↓

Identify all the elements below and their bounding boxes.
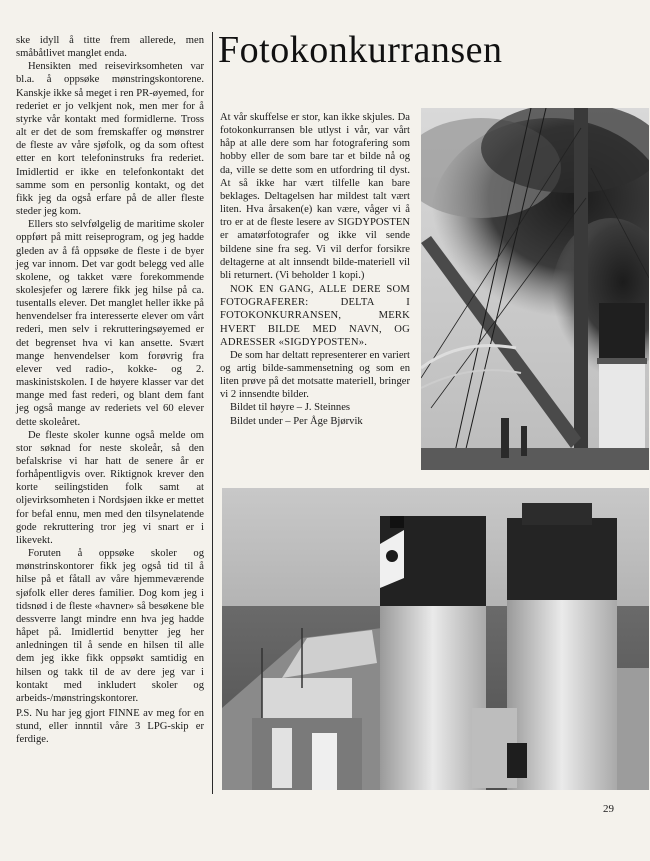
tanker-twin-funnels-photo: [222, 488, 649, 790]
left-text-column: [16, 34, 204, 746]
postscript: P.S. Nu har jeg gjort FINNE av meg for en stund, eller innntil våre 3 LPG-skip er ferdige.: [16, 707, 204, 746]
photo-credit-right: Bildet til høyre – J. Steinnes: [230, 402, 351, 414]
article-title: Fotokonkurransen: [218, 29, 503, 71]
photo-credit-below: Bildet under – Per Åge Bjørvik: [230, 415, 363, 427]
ship-funnel-smoke-image: [421, 108, 649, 470]
intro-paragraph: At vår skuffelse er stor, kan ikke skjules. Da fotokonkurransen ble utlyst i vår, var vårt håp at alle dere som har fotografering som hobby eller de som bare tar et bilde nå og da, ville se dette som en utfordring til dyst. At så ikke har vært tilfelle kan bare beklages. Deltagelsen har mildest talt vært liten. Hva årsaken(e) kan være, våger vi å tro er at de fleste lesere av SIGDYPOSTEN er amatørfotografer og ikke vil sende bildene sine fra seg. Vi vil derfor forsikre deltagerne at alt innsendt bilde-materiell vil bli returnert. (Vi beholder 1 kopi.): [220, 112, 410, 281]
left-paragraph: Ellers sto selvfølgelig de maritime skoler oppført på mitt reiseprogram, og jeg hadde gleden av å få oppsøke de fleste i de byer jeg var innom. Det var godt belegg ved alle skolene, og takket være forekommende skolesjefer og lærere fikk jeg hilse på ca. tusentalls elever. Det manglet heller ikke på henvendelser fra interesserte elever om vårt rederi, men selv i rekrutteringsøyemed er det begrenset hva vi kan ansette. Svært mange henvendelser kom forøvrig fra elever ved radio-, kokke- og 2. maskinistskolen. I de høyere klasser var det mange med fast rederi, og blant dem fant jeg også mange av rederiets vel 60 elever dette skoleåret.: [16, 219, 204, 428]
ship-funnel-smoke-photo: [421, 108, 649, 470]
call-to-action-paragraph: NOK EN GANG, ALLE DERE SOM FOTOGRAFERER: DELTA I FOTOKONKURRANSEN, MERK HVERT BILDE MED NAVN, OG ADRESSER «SIGDYPOSTEN».: [220, 284, 410, 348]
closing-paragraph: De som har deltatt representerer en variert og artig bilde-sammensetning og som en liten prøve på det motsatte materiell, bringer vi 2 innsendte bilder.: [220, 349, 410, 401]
left-paragraph: ske idyll å titte frem allerede, men småbåtlivet manglet enda.: [16, 35, 204, 60]
left-paragraph: De fleste skoler kunne også melde om stor søknad for neste skoleår, så den befalskrise vi har hatt de senere år er forhåpentligvis over. Riktignok krever den korte seilingstiden folk samt at oljevirksomheten i Nordsjøen ikke er mettet for befal ennu, men med den tilsynelatende gode rekruttering tror jeg vi snart er i likevekt.: [16, 429, 204, 546]
middle-text-column: [220, 111, 410, 428]
page-number: 29: [603, 803, 614, 815]
column-divider: [212, 32, 213, 794]
tanker-twin-funnels-image: [222, 488, 649, 790]
left-paragraph: Hensikten med reisevirksomheten var bl.a. å oppsøke mønstringskontorene. Kanskje ikke så meget i ren PR-øyemed, for rederiet er jo velkjent nok, men mer for å styrke vår kontakt med formidlerne. Tross alt er det de som fremskaffer og mønstrer de fleste av våre sjøfolk, og da som oftest etter en kort telefoninstruks fra rederiet. Imidlertid er ikke en telefonkontakt det samme som en personlig kontakt, og det fikk jeg da også erfare på de aller fleste steder jeg kom.: [16, 61, 204, 218]
left-paragraph: Foruten å oppsøke skoler og mønstrinskontorer fikk jeg også tid til å hilse på et fåtall av våre hjemmeværende sjøfolk eller deres familier. Dog kom jeg i tidsnød i de fleste «havner» så besøkene ble dessverre langt mindre enn hva jeg hadde håpet på. Imidlertid benytter jeg her anledningen til å sende en hilsen til alle dem jeg ikke fikk oppsøkt samtidig en hilsen og takk til de av dere jeg var i kontakt med inkludert skoler og arbeids-/mønstringskontorer.: [16, 548, 204, 704]
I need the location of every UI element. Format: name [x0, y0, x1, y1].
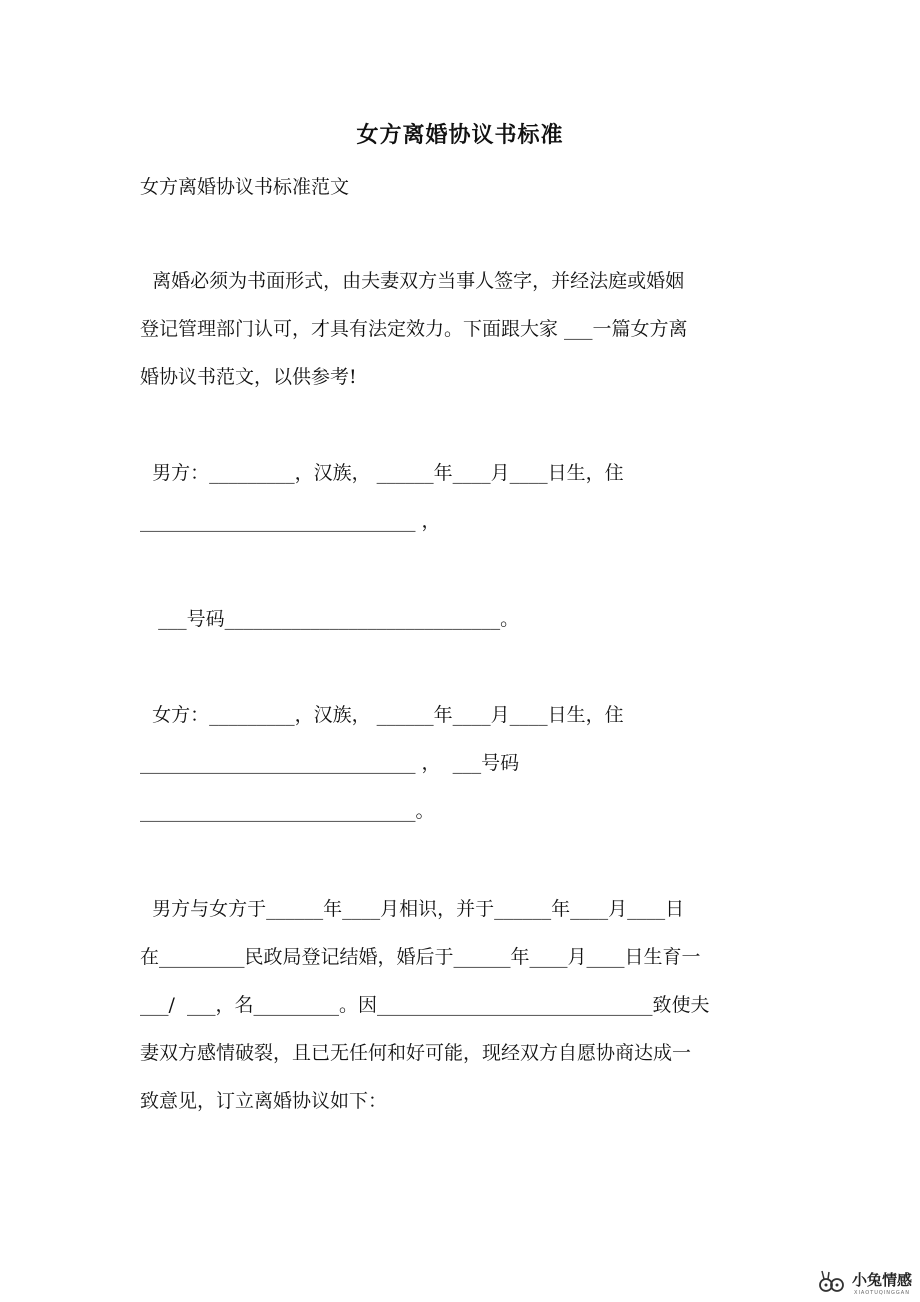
paragraph-line: 女方：_________，汉族， ______年____月____日生，住 — [140, 704, 624, 726]
paragraph-line: 婚协议书范文，以供参考! — [140, 366, 357, 388]
watermark — [814, 1269, 912, 1296]
document-title: 女方离婚协议书标准 — [356, 122, 564, 148]
watermark-subtext: XIAOTUQINGGAN — [854, 1290, 910, 1296]
paragraph-line: _____________________________。 — [140, 800, 435, 822]
watermark-text: 小兔情感 — [851, 1271, 912, 1289]
paragraph-line: 妻双方感情破裂，且已无任何和好可能，现经双方自愿协商达成一 — [140, 1042, 692, 1064]
paragraph-line: ___号码_____________________________。 — [140, 608, 520, 630]
paragraph-line: 男方与女方于______年____月相识，并于______年____月____日 — [140, 898, 685, 920]
paragraph-line: 离婚必须为书面形式，由夫妻双方当事人签字，并经法庭或婚姻 — [140, 270, 685, 292]
paragraph-line: 致意见，订立离婚协议如下： — [140, 1090, 388, 1112]
paragraph-line: ___/ ___，名_________。因_____________________________致使夫 — [140, 994, 710, 1016]
paragraph-line: 男方：_________，汉族， ______年____月____日生，住 — [140, 462, 624, 484]
paragraph-line: 登记管理部门认可，才具有法定效力。下面跟大家 ___一篇女方离 — [140, 318, 688, 340]
paragraph-line: 在_________民政局登记结婚，婚后于______年____月____日生育一 — [140, 946, 701, 968]
document-subtitle: 女方离婚协议书标准范文 — [140, 176, 350, 198]
paragraph-line: _____________________________ ， ___号码 — [140, 752, 520, 774]
paragraph-line: _____________________________ ， — [140, 510, 441, 532]
rabbit-logo-icon — [814, 1270, 848, 1296]
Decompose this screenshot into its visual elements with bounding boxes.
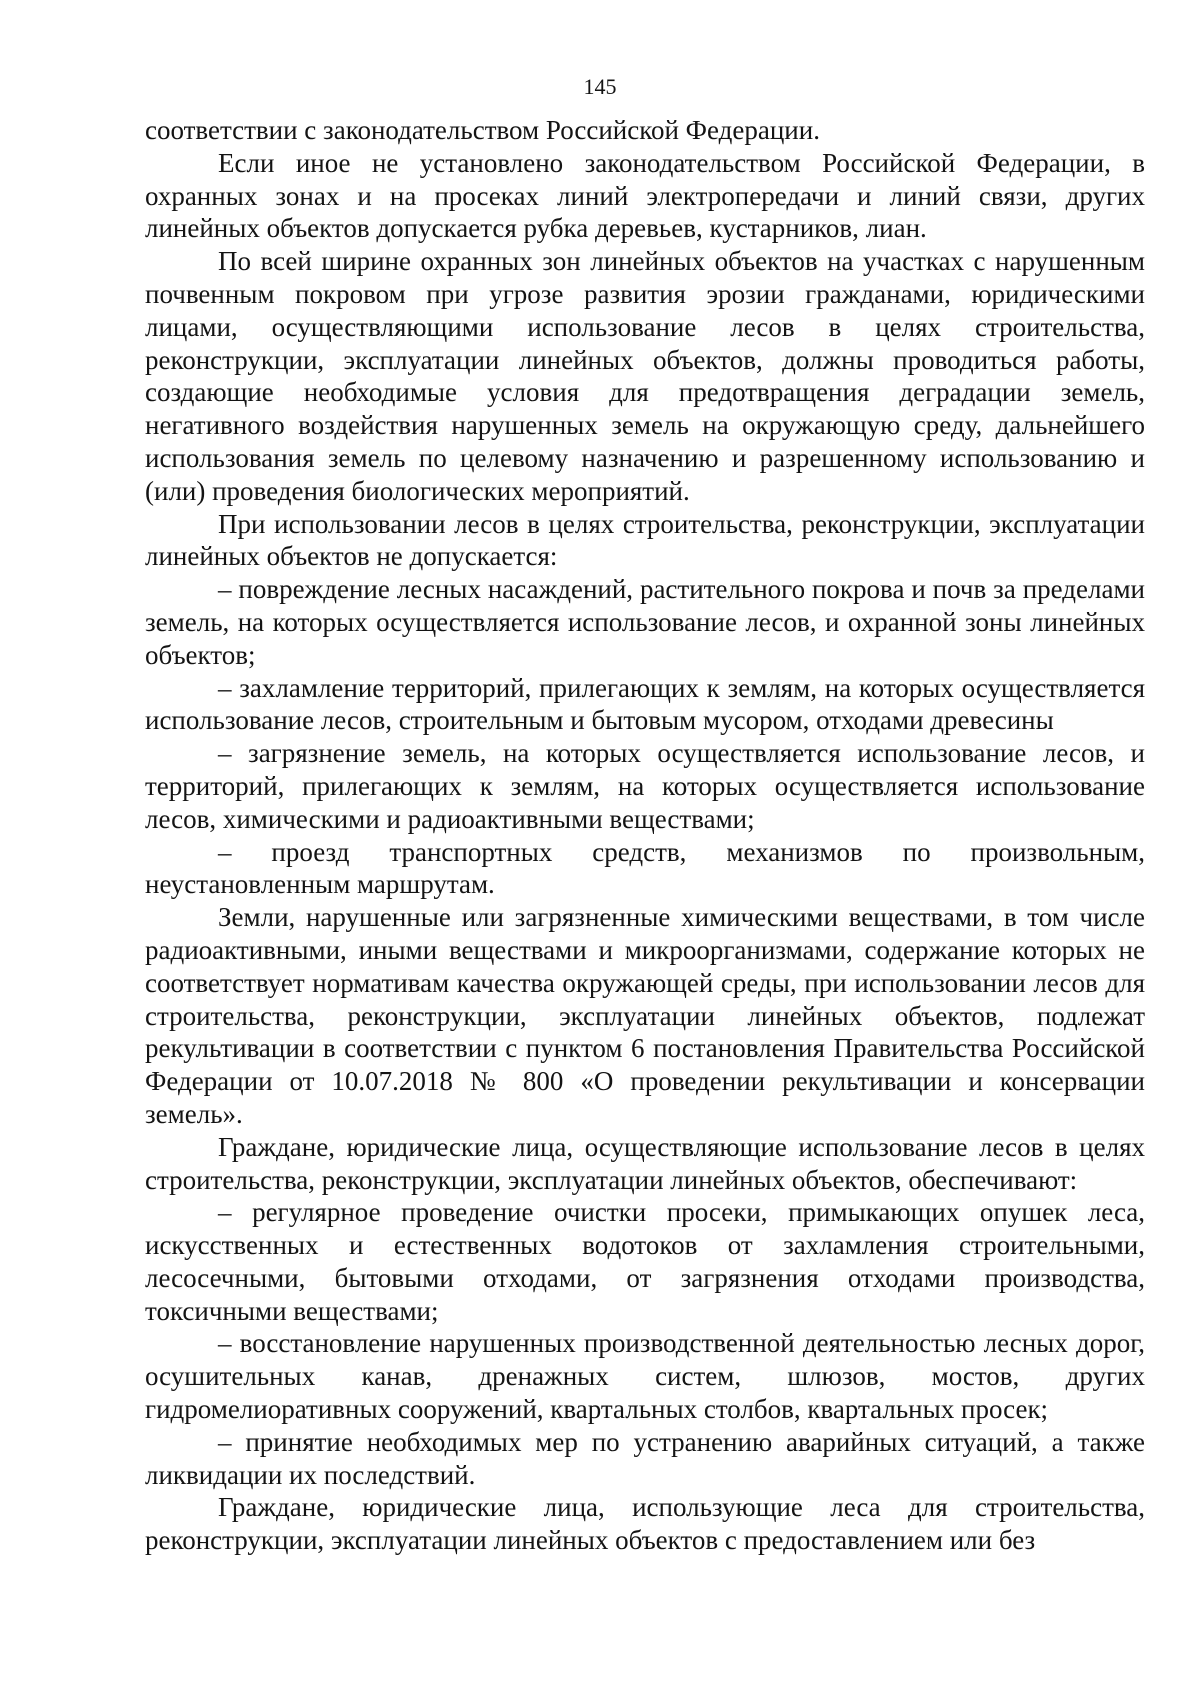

↑

=== EXERCISE GOAL ===
Copy out the material word for word, from the line containing "paragraph-line: 女方：_________，汉族， ______年____月____日生，住" through the end, including both of those lines. Leave out the pictures.

=== THE COMPLETED TASK ===
paragraph-line: 女方：_________，汉族， ______年____月____日生，住 — [140, 704, 624, 726]
paragraph-line: 婚协议书范文，以供参考! — [140, 366, 357, 388]
watermark — [814, 1269, 912, 1296]
document-title: 女方离婚协议书标准 — [356, 122, 564, 148]
watermark-subtext: XIAOTUQINGGAN — [854, 1290, 910, 1296]
paragraph-line: _____________________________。 — [140, 800, 435, 822]
watermark-text: 小兔情感 — [851, 1271, 912, 1289]
paragraph-line: 妻双方感情破裂，且已无任何和好可能，现经双方自愿协商达成一 — [140, 1042, 692, 1064]
paragraph-line: ___号码_____________________________。 — [140, 608, 520, 630]
paragraph-line: 男方与女方于______年____月相识，并于______年____月____日 — [140, 898, 685, 920]
paragraph-line: 离婚必须为书面形式，由夫妻双方当事人签字，并经法庭或婚姻 — [140, 270, 685, 292]
paragraph-line: 致意见，订立离婚协议如下： — [140, 1090, 388, 1112]
paragraph-line: ___/ ___，名_________。因_____________________________致使夫 — [140, 994, 710, 1016]
paragraph-line: 男方：_________，汉族， ______年____月____日生，住 — [140, 462, 624, 484]
paragraph-line: 登记管理部门认可，才具有法定效力。下面跟大家 ___一篇女方离 — [140, 318, 688, 340]
paragraph-line: 在_________民政局登记结婚，婚后于______年____月____日生育一 — [140, 946, 701, 968]
document-subtitle: 女方离婚协议书标准范文 — [140, 176, 350, 198]
paragraph-line: _____________________________ ， ___号码 — [140, 752, 520, 774]
paragraph-line: _____________________________ ， — [140, 510, 441, 532]
rabbit-logo-icon — [814, 1270, 848, 1296]
Decompose this screenshot into its visual elements with bounding boxes.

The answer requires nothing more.